* Kaynak *
Bozok yaylamız bilisiniz ki yetiştirdiği ürünlerle Orta Anadolu'nun can damarlarından biridir. Öyle buğdaylar olur ki bu serin ve havadar yerde.. Az da verse diğer yerlere nazaran lezzeti zahmeti gibi bol olur... Umut bağlanan buğdaylar durumu kurtarmayınca garip çiftçimiz mercimekle, nohutla değerlendirir herklik alanlarını…. İki çocuğu olan da eker, 20 kişilik horantası olan da.. Zahmeti verdiğinden az olunca el umuru da üste biner ve yazıda, yabanda kalmasın diye Adıyaman'dan, Şanlıurfa'dan gelen yolmacılar kaldırır harmanlarımızı..
    Köy kenarlarındaki boşluk alanlara konaklar garip illerin garip insanları. Kimseyi rahatsız etmek istemezler. Kimi üniversitede okur, kimi lisede. Kimi evinin kışlık hazınını tecermek ister, kimi düğün çeyizlerini. Kimi çocuğunu okutmak ister, kimi ders kitaplarını alabilmek. Çoğu eğitimli ve erdemlidir bu garip amelelerin.

* Kayıtlı Veriler *
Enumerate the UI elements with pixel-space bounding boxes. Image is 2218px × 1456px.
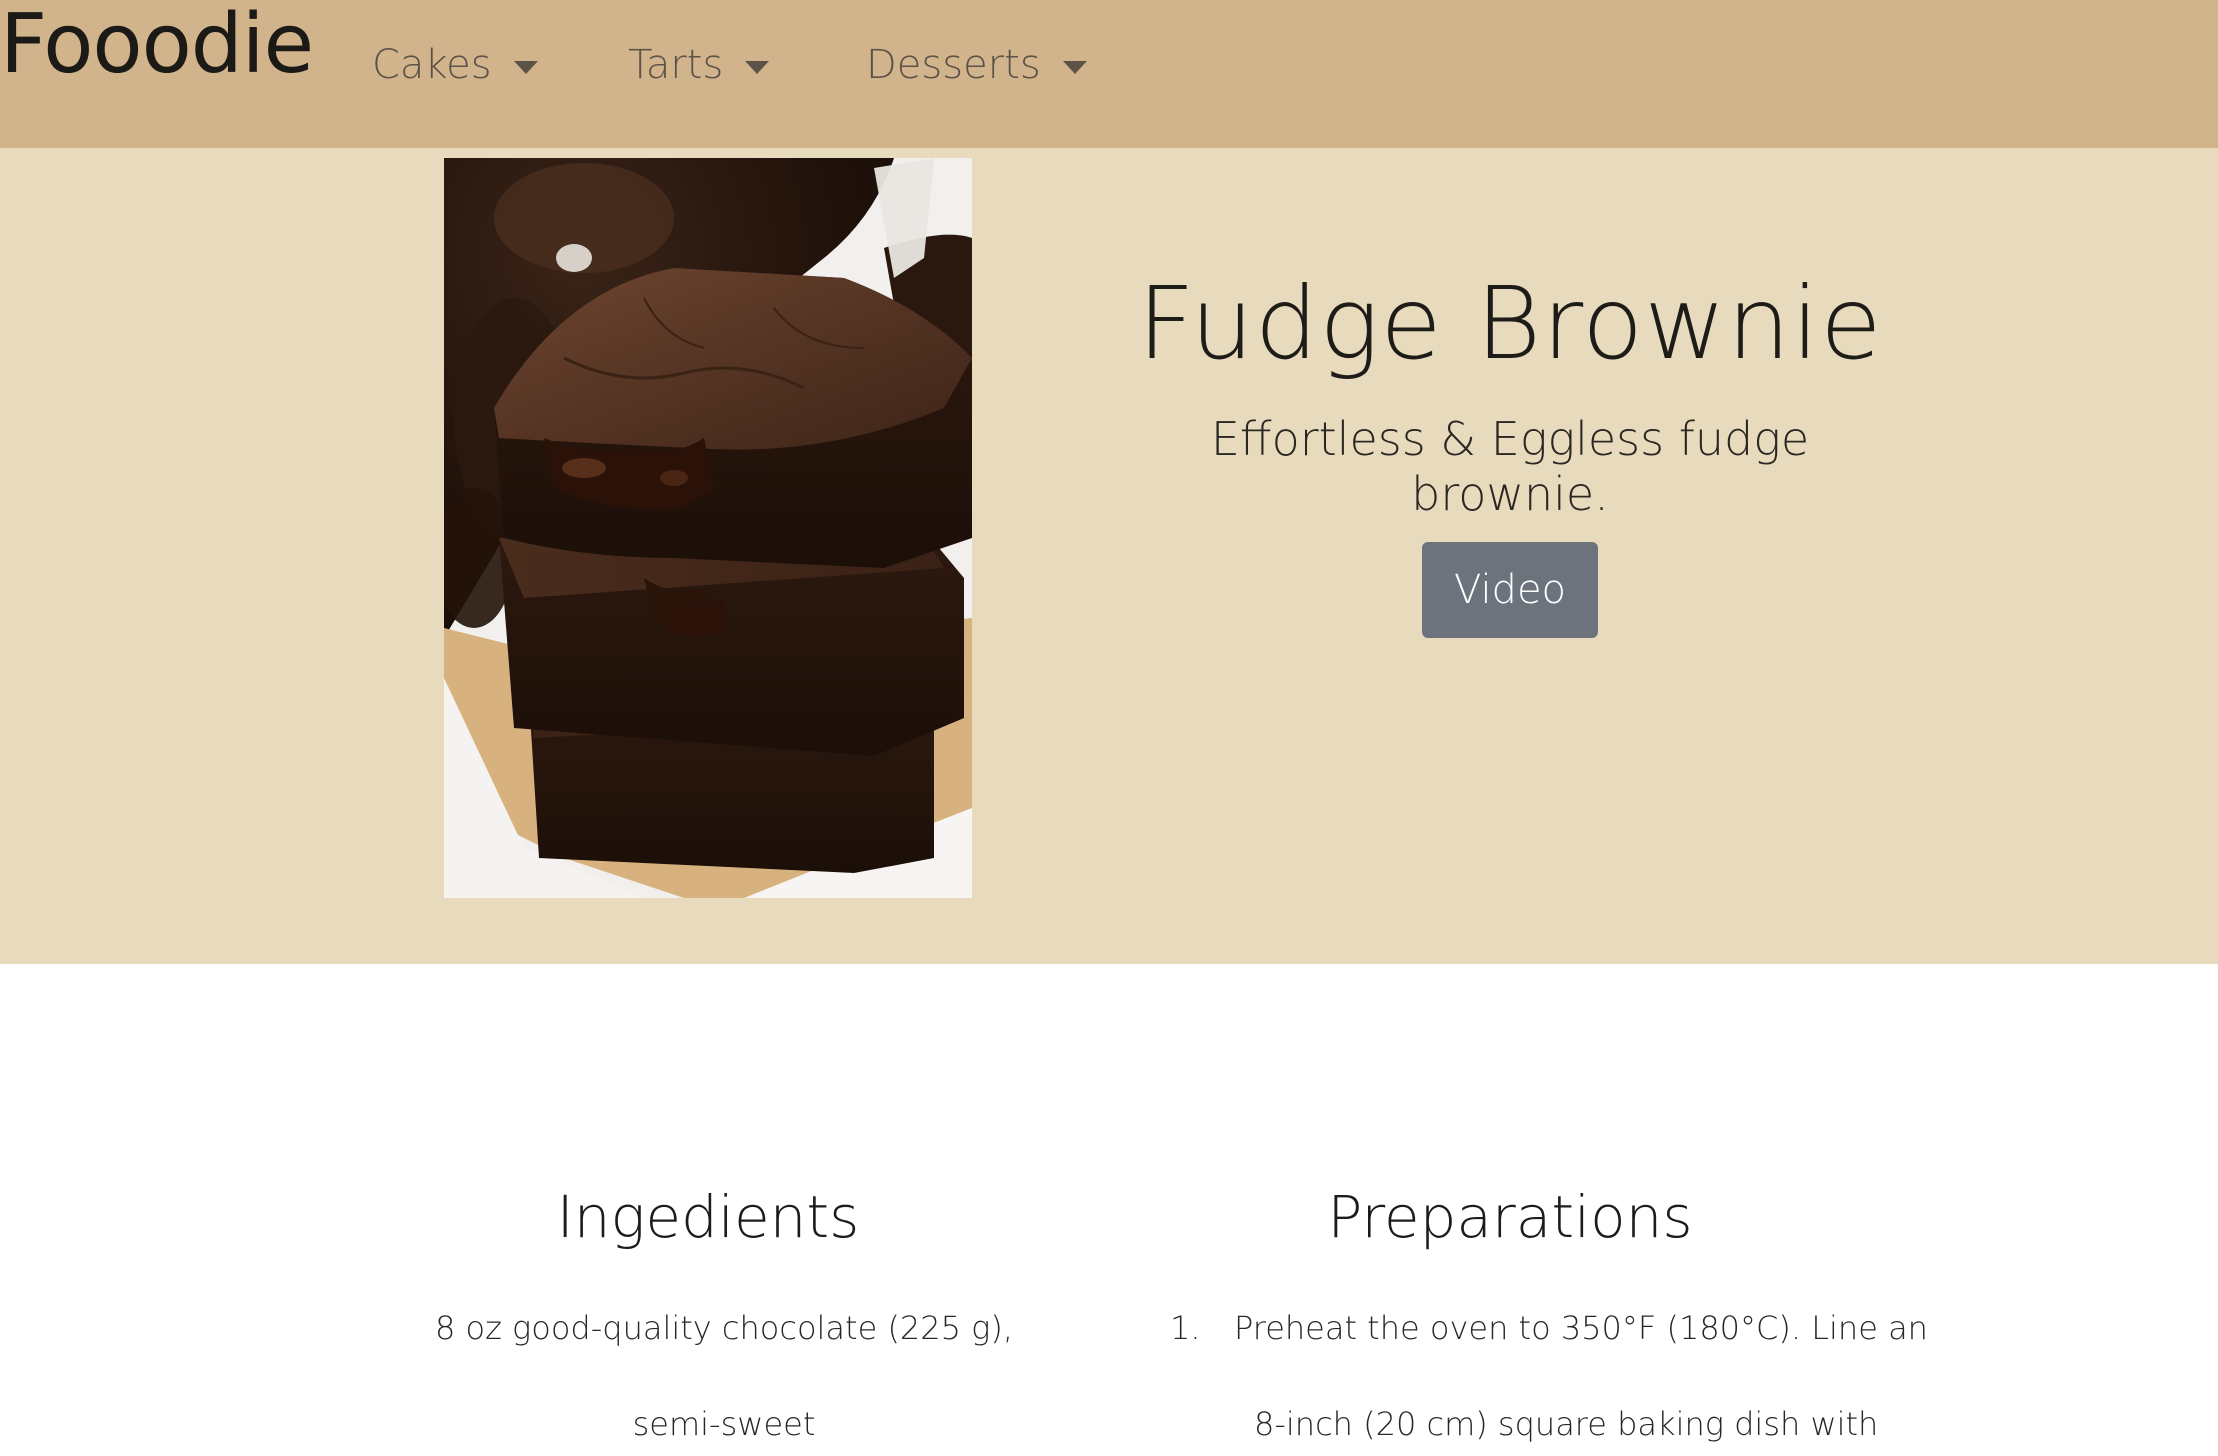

* Hedefler *
(1) Bozok yaylası metnine göre harmanları kaldıran yolmacılar hangi illerden geliyor?
(2) Bozok yaylası metninin "Bozok yaylamız bilisiniz" sözcüklerinin geçtiği yerden başlayıp "bu garip amelelerin." sözcüklerinden sonra biten bölümünü, "garip" yerine "yoksul" koyarak düzenleyin.

* Görev Yanıtları *
(1) Adıyaman'dan ve Şanlıurfa'dan.

(2)
Bozok yaylamız bilisiniz ki yetiştirdiği ürünlerle Orta Anadolu'nun can damarlarından biridir. Öyle buğdaylar olur ki bu serin ve havadar yerde.. Az da verse diğer yerlere nazaran lezzeti zahmeti gibi bol olur... Umut bağlanan buğdaylar durumu kurtarmayınca yoksul çiftçimiz mercimekle, nohutla değerlendirir herklik alanlarını…. İki çocuğu olan da eker, 20 kişilik horantası olan da.. Zahmeti verdiğinden az olunca el umuru da üste biner ve yazıda, yabanda kalmasın diye Adıyaman'dan, Şanlıurfa'dan gelen yolmacılar kaldırır harmanlarımızı..
    Köy kenarlarındaki boşluk alanlara konaklar yoksul illerin yoksul insanları. Kimseyi rahatsız etmek istemezler. Kimi üniversitede okur, kimi lisede. Kimi evinin kışlık hazınını tecermek ister, kimi düğün çeyizlerini. Kimi çocuğunu okutmak ister, kimi ders kitaplarını alabilmek. Çoğu eğitimli ve erdemlidir bu yoksul amelelerin.